-- Data items --
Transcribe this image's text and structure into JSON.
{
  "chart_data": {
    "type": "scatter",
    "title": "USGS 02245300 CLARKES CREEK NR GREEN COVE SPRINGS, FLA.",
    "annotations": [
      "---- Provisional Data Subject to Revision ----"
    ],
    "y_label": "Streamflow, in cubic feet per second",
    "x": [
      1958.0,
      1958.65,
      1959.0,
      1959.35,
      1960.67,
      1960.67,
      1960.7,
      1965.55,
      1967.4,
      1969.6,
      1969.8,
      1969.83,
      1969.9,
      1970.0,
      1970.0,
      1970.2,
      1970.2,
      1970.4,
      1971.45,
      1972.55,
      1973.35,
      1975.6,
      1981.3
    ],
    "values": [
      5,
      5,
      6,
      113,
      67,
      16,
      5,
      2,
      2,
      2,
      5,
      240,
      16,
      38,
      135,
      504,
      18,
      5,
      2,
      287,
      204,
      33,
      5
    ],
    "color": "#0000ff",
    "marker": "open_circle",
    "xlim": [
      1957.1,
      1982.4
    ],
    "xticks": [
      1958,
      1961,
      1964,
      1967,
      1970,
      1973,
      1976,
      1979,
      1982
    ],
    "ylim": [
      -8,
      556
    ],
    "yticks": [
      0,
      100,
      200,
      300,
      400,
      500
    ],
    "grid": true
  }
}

--

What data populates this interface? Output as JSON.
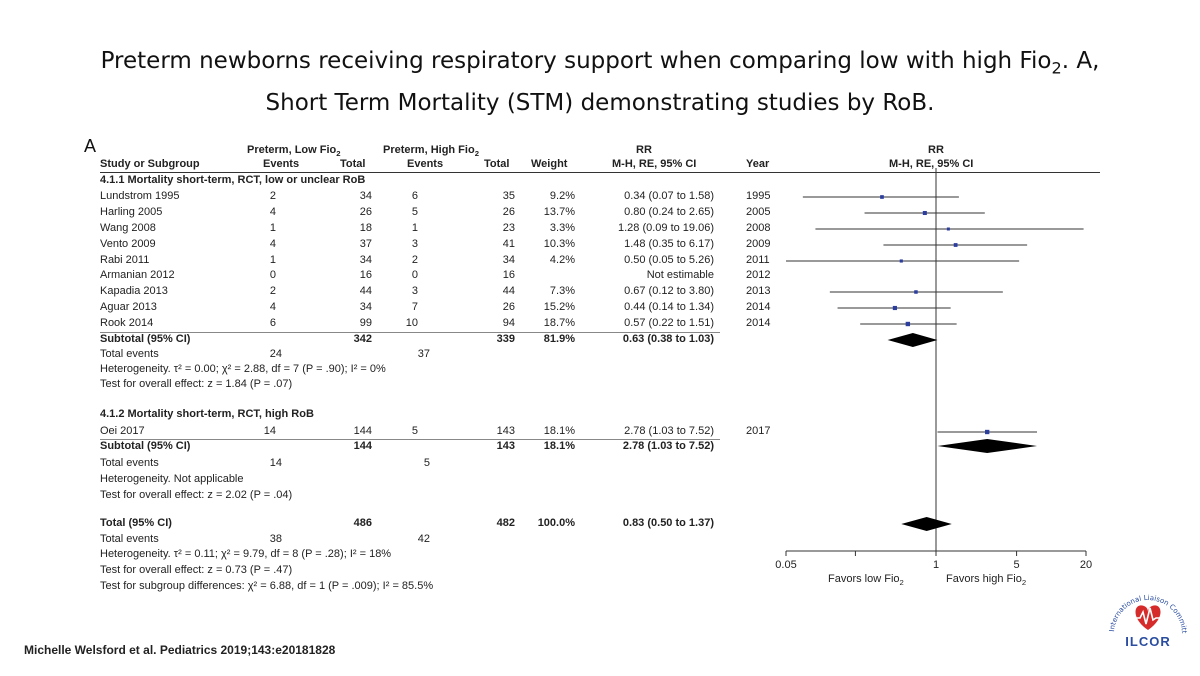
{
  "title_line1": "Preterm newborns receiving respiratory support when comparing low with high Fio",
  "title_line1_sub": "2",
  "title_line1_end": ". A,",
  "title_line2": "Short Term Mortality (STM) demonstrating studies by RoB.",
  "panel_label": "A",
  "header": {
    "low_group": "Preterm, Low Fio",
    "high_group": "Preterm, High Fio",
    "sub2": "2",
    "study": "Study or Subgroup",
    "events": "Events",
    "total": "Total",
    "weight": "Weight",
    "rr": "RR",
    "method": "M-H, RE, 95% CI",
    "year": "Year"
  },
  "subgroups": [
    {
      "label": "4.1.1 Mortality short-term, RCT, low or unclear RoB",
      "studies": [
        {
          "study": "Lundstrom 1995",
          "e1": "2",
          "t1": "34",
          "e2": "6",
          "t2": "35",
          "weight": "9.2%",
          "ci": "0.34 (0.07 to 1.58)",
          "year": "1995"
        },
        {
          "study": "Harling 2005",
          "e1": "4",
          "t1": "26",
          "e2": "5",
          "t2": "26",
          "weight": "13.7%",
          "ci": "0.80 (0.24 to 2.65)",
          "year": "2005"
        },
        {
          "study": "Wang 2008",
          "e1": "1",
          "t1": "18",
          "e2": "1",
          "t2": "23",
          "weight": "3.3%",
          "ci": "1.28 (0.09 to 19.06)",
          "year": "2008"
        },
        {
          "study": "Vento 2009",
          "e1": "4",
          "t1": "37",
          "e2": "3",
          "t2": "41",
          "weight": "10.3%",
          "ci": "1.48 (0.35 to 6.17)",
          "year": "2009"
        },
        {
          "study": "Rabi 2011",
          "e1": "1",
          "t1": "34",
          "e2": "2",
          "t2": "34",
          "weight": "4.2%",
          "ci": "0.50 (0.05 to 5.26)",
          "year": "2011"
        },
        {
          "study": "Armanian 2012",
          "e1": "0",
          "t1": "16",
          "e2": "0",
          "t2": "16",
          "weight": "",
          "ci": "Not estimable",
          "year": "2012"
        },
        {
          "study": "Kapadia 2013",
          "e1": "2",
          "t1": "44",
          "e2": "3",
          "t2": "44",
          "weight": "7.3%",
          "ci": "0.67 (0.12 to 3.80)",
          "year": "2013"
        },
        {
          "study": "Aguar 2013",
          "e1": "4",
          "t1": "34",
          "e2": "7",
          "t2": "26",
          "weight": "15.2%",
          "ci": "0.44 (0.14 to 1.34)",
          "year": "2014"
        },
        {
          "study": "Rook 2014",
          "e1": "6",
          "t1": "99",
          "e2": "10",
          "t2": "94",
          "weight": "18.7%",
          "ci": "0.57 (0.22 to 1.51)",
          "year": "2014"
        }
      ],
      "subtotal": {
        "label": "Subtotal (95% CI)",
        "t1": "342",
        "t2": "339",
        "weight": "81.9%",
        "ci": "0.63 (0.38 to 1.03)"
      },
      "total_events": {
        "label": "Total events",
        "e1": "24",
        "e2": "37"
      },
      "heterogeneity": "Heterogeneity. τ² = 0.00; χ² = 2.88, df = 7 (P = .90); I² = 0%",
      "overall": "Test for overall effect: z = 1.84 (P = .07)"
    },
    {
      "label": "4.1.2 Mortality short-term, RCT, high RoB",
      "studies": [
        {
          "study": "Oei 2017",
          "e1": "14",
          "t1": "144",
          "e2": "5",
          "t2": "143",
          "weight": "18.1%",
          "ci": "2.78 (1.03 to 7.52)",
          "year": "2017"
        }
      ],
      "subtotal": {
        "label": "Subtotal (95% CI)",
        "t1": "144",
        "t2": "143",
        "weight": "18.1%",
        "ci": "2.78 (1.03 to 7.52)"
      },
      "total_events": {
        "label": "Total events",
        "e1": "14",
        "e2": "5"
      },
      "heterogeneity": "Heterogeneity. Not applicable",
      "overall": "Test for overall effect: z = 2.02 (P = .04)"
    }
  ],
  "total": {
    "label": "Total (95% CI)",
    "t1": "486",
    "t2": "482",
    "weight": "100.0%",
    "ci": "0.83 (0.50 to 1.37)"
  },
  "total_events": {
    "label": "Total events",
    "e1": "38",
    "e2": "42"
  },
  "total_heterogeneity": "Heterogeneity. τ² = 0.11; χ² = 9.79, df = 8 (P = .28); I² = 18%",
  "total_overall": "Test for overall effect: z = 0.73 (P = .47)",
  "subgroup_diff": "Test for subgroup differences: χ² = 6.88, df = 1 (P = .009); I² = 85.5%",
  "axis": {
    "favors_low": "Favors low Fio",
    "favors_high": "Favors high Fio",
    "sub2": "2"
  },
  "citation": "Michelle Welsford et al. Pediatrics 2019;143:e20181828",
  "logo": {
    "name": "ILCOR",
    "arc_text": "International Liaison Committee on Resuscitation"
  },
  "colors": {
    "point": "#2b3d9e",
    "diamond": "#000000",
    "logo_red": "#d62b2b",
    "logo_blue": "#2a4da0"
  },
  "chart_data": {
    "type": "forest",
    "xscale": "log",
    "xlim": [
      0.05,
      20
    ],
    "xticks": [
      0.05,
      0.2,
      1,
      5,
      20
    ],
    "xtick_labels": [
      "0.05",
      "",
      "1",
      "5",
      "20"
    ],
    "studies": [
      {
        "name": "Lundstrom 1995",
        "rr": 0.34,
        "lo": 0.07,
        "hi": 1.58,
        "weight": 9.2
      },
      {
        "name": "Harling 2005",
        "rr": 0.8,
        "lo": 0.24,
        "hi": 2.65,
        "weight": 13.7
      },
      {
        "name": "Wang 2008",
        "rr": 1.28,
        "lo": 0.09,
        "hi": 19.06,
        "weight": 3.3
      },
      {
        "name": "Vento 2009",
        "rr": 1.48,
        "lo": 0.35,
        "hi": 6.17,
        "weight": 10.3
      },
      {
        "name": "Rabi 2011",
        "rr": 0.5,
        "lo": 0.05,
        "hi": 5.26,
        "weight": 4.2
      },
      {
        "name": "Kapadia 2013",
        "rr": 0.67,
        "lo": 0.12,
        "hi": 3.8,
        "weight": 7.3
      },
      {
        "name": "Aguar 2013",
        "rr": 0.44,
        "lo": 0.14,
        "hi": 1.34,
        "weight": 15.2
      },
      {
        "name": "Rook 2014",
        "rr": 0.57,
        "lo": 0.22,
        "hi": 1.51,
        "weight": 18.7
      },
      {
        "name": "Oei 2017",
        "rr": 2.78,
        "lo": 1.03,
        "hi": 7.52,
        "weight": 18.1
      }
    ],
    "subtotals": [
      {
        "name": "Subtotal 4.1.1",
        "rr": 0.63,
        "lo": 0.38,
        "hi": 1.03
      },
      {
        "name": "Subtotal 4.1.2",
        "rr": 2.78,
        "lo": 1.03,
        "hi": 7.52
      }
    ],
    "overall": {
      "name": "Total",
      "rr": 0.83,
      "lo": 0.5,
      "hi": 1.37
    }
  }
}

--

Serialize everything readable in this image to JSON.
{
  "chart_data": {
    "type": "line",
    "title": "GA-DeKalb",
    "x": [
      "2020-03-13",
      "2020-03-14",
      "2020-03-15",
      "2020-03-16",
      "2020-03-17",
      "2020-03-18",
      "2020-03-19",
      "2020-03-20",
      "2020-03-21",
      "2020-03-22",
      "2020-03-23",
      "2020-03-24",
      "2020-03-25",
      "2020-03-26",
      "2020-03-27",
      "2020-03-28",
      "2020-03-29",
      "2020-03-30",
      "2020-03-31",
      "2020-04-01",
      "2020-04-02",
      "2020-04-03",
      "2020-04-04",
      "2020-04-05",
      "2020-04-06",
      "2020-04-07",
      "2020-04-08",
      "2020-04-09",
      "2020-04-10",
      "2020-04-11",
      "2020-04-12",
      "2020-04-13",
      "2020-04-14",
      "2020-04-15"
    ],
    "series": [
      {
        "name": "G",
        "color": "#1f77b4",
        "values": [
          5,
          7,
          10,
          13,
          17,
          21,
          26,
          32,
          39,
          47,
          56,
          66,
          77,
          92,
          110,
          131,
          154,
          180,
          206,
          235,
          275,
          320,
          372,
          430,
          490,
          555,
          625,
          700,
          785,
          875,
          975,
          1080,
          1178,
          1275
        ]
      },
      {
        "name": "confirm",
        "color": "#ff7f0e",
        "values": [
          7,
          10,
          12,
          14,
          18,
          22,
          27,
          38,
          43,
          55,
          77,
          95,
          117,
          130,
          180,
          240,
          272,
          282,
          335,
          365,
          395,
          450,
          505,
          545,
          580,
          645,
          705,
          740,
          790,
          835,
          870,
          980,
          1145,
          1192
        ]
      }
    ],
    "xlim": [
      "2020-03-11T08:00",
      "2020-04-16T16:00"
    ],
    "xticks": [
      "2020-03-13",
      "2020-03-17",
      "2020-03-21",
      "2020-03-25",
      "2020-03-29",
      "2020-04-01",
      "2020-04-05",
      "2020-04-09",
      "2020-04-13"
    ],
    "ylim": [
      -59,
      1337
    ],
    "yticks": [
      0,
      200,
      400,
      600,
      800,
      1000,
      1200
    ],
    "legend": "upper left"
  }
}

-- What this task involves --
Gather every line from the entries above where the word "overall" appears, and copy them.

-- Full solution --
      "overall": "Test for overall effect: z = 1.84 (P = .07)"
      "overall": "Test for overall effect: z = 2.02 (P = .04)"
  "total_overall": "Test for overall effect: z = 0.73 (P = .47)",
    "overall": {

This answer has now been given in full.